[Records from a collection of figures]
"""

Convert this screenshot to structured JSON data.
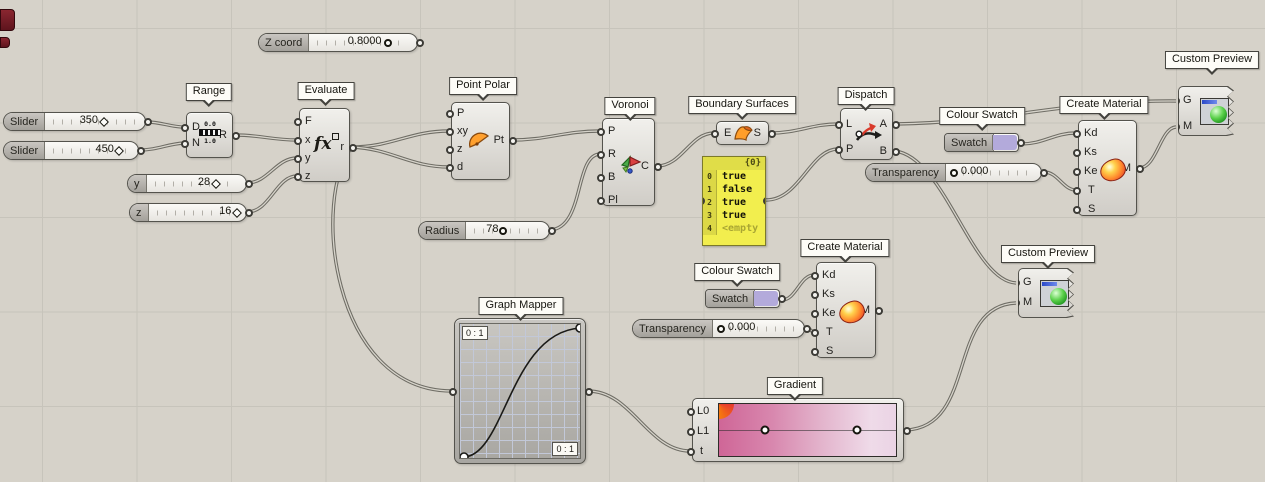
{
  "colors": {
    "canvas_bg": "#d6d2c9",
    "grid_line": "#c7c4bb",
    "wire_outer": "#6f6d65",
    "wire_inner": "#d7d4cb",
    "panel_bg": "#f2ee4e",
    "swatch": "#b3aadb"
  },
  "sliders": {
    "z_coord": {
      "label": "Z coord",
      "value": "0.8000"
    },
    "a": {
      "label": "Slider",
      "value": "350"
    },
    "b": {
      "label": "Slider",
      "value": "450"
    },
    "y": {
      "label": "y",
      "value": "28"
    },
    "z": {
      "label": "z",
      "value": "16"
    },
    "radius": {
      "label": "Radius",
      "value": "78"
    },
    "t1": {
      "label": "Transparency",
      "value": "0.000"
    },
    "t2": {
      "label": "Transparency",
      "value": "0.000"
    }
  },
  "range": {
    "tooltip": "Range",
    "in": [
      "D",
      "N"
    ],
    "out": "R",
    "icon": {
      "top": "0.0",
      "bottom": "1.0"
    }
  },
  "evaluate": {
    "tooltip": "Evaluate",
    "in": [
      "F",
      "x",
      "y",
      "z"
    ],
    "out": "r",
    "icon_text": "fx"
  },
  "point_polar": {
    "tooltip": "Point Polar",
    "in": [
      "P",
      "xy",
      "z",
      "d"
    ],
    "out": "Pt"
  },
  "voronoi": {
    "tooltip": "Voronoi",
    "in": [
      "P",
      "R",
      "B",
      "Pl"
    ],
    "out": "C"
  },
  "boundary": {
    "tooltip": "Boundary Surfaces",
    "in": [
      "E"
    ],
    "out": "S"
  },
  "panel": {
    "header": "{0}",
    "rows": [
      {
        "n": "0",
        "v": "true"
      },
      {
        "n": "1",
        "v": "false"
      },
      {
        "n": "2",
        "v": "true"
      },
      {
        "n": "3",
        "v": "true"
      },
      {
        "n": "4",
        "v": "<empty"
      }
    ]
  },
  "dispatch": {
    "tooltip": "Dispatch",
    "in": [
      "L",
      "P"
    ],
    "out": [
      "A",
      "B"
    ]
  },
  "swatch1": {
    "tooltip": "Colour Swatch",
    "label": "Swatch",
    "color": "#b3aadb"
  },
  "swatch2": {
    "tooltip": "Colour Swatch",
    "label": "Swatch",
    "color": "#b3aadb"
  },
  "material1": {
    "tooltip": "Create Material",
    "in": [
      "Kd",
      "Ks",
      "Ke",
      "T",
      "S"
    ],
    "out": "M"
  },
  "material2": {
    "tooltip": "Create Material",
    "in": [
      "Kd",
      "Ks",
      "Ke",
      "T",
      "S"
    ],
    "out": "M"
  },
  "preview1": {
    "tooltip": "Custom Preview",
    "in": [
      "G",
      "M"
    ]
  },
  "preview2": {
    "tooltip": "Custom Preview",
    "in": [
      "G",
      "M"
    ]
  },
  "graph_mapper": {
    "tooltip": "Graph Mapper",
    "scale_tl": "0 : 1",
    "scale_br": "0 : 1"
  },
  "gradient": {
    "tooltip": "Gradient",
    "in": [
      "L0",
      "L1",
      "t"
    ],
    "stops": [
      "#cf6697 0%",
      "#d887ae 30%",
      "#e3b4cc 58%",
      "#efdbe9 86%",
      "#ead3e4 100%"
    ]
  }
}
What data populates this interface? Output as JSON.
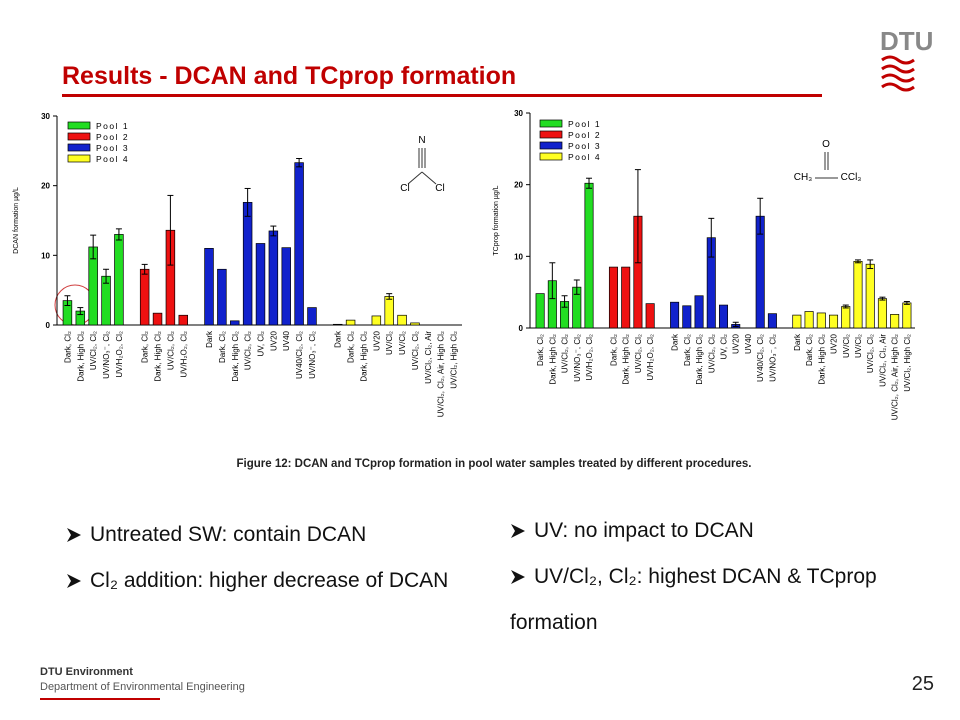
{
  "header": {
    "title": "Results - DCAN and TCprop formation",
    "logo": "DTU"
  },
  "chart_data": [
    {
      "type": "bar",
      "ylabel": "DCAN formation µg/L",
      "ylim": [
        0,
        30
      ],
      "yticks": [
        0,
        10,
        20,
        30
      ],
      "annotations": [
        "N",
        "Cl",
        "Cl"
      ],
      "series": [
        {
          "name": "Pool 1",
          "color": "#22dd22",
          "categories": [
            "Dark, Cl₂",
            "Dark, High Cl₂",
            "UV/Cl₂, Cl₂",
            "UV/NO₃⁻, Cl₂",
            "UV/H₂O₂, Cl₂"
          ],
          "values": [
            3.5,
            2.0,
            11.2,
            7.0,
            13.0
          ],
          "errors": [
            0.7,
            0.5,
            1.7,
            1.0,
            0.8
          ]
        },
        {
          "name": "Pool 2",
          "color": "#ee1111",
          "categories": [
            "Dark, Cl₂",
            "Dark, High Cl₂",
            "UV/Cl₂, Cl₂",
            "UV/H₂O₂, Cl₂"
          ],
          "values": [
            8.0,
            1.7,
            13.6,
            1.4
          ],
          "errors": [
            0.7,
            null,
            5.0,
            null
          ]
        },
        {
          "name": "Pool 3",
          "color": "#1122cc",
          "categories": [
            "Dark",
            "Dark, Cl₂",
            "Dark, High Cl₂",
            "UV/Cl₂, Cl₂",
            "UV, Cl₂",
            "UV20",
            "UV40",
            "UV40/Cl₂, Cl₂",
            "UV/NO₃⁻, Cl₂"
          ],
          "values": [
            11.0,
            8.0,
            0.6,
            17.6,
            11.7,
            13.5,
            11.1,
            23.3,
            2.5
          ],
          "errors": [
            null,
            null,
            null,
            2.0,
            null,
            0.7,
            null,
            0.6,
            null
          ]
        },
        {
          "name": "Pool 4",
          "color": "#ffff22",
          "categories": [
            "Dark",
            "Dark, Cl₂",
            "Dark, High Cl₂",
            "UV20",
            "UV/Cl₂",
            "UV/Cl₂",
            "UV/Cl₂, Cl₂",
            "UV/Cl₂, Cl₂, Air",
            "UV/Cl₂, Cl₂, Air, High Cl₂",
            "UV/Cl₂, High Cl₂"
          ],
          "values": [
            0.1,
            0.7,
            0,
            1.3,
            4.1,
            1.4,
            0.3,
            0,
            0,
            0
          ],
          "errors": [
            null,
            null,
            null,
            null,
            0.4,
            null,
            null,
            null,
            null,
            null
          ]
        }
      ]
    },
    {
      "type": "bar",
      "ylabel": "TCprop formation µg/L",
      "ylim": [
        0,
        30
      ],
      "yticks": [
        0,
        10,
        20,
        30
      ],
      "annotations": [
        "O",
        "CH₃",
        "CCl₃"
      ],
      "series": [
        {
          "name": "Pool 1",
          "color": "#22dd22",
          "categories": [
            "Dark, Cl₂",
            "Dark, High Cl₂",
            "UV/Cl₂, Cl₂",
            "UV/NO₃⁻, Cl₂",
            "UV/H₂O₂, Cl₂"
          ],
          "values": [
            4.8,
            6.6,
            3.7,
            5.7,
            20.2
          ],
          "errors": [
            null,
            2.5,
            0.8,
            1.0,
            0.7
          ]
        },
        {
          "name": "Pool 2",
          "color": "#ee1111",
          "categories": [
            "Dark, Cl₂",
            "Dark, High Cl₂",
            "UV/Cl₂, Cl₂",
            "UV/H₂O₂, Cl₂"
          ],
          "values": [
            8.5,
            8.5,
            15.6,
            3.4
          ],
          "errors": [
            null,
            null,
            6.5,
            null
          ]
        },
        {
          "name": "Pool 3",
          "color": "#1122cc",
          "categories": [
            "Dark",
            "Dark, Cl₂",
            "Dark, High Cl₂",
            "UV/Cl₂, Cl₂",
            "UV, Cl₂",
            "UV20",
            "UV40",
            "UV40/Cl₂, Cl₂",
            "UV/NO₃⁻, Cl₂"
          ],
          "values": [
            3.6,
            3.1,
            4.5,
            12.6,
            3.2,
            0.5,
            0,
            15.6,
            2.0
          ],
          "errors": [
            null,
            null,
            null,
            2.7,
            null,
            0.3,
            null,
            2.5,
            null
          ]
        },
        {
          "name": "Pool 4",
          "color": "#ffff22",
          "categories": [
            "Dark",
            "Dark, Cl₂",
            "Dark, High Cl₂",
            "UV20",
            "UV/Cl₂",
            "UV/Cl₂",
            "UV/Cl₂, Cl₂",
            "UV/Cl₂, Cl₂, Air",
            "UV/Cl₂, Cl₂, Air, High Cl₂",
            "UV/Cl₂, High Cl₂"
          ],
          "values": [
            1.8,
            2.3,
            2.1,
            1.8,
            3.0,
            9.3,
            8.9,
            4.1,
            1.9,
            3.5
          ],
          "errors": [
            null,
            null,
            null,
            null,
            0.2,
            0.2,
            0.6,
            0.2,
            null,
            0.2
          ]
        }
      ]
    }
  ],
  "caption": "Figure 12: DCAN and TCprop formation in pool water samples treated by different procedures.",
  "bullets_left": [
    "Untreated SW: contain DCAN",
    "Cl₂ addition: higher decrease of DCAN"
  ],
  "bullets_right": [
    "UV: no impact to DCAN",
    "UV/Cl₂, Cl₂: highest DCAN & TCprop formation"
  ],
  "footer": {
    "org": "DTU Environment",
    "dept": "Department of Environmental Engineering",
    "page": "25"
  }
}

"""

- EXERCISE OBJECTIVE: Lines containing the word "formation" must all be returned from the material above.

- ANSWER FOR THE TASK:
    "title": "Results - DCAN and TCprop formation",
      "ylabel": "DCAN formation µg/L",
      "ylabel": "TCprop formation µg/L",
  "caption": "Figure 12: DCAN and TCprop formation in pool water samples treated by different procedures.",
    "UV/Cl₂, Cl₂: highest DCAN & TCprop formation"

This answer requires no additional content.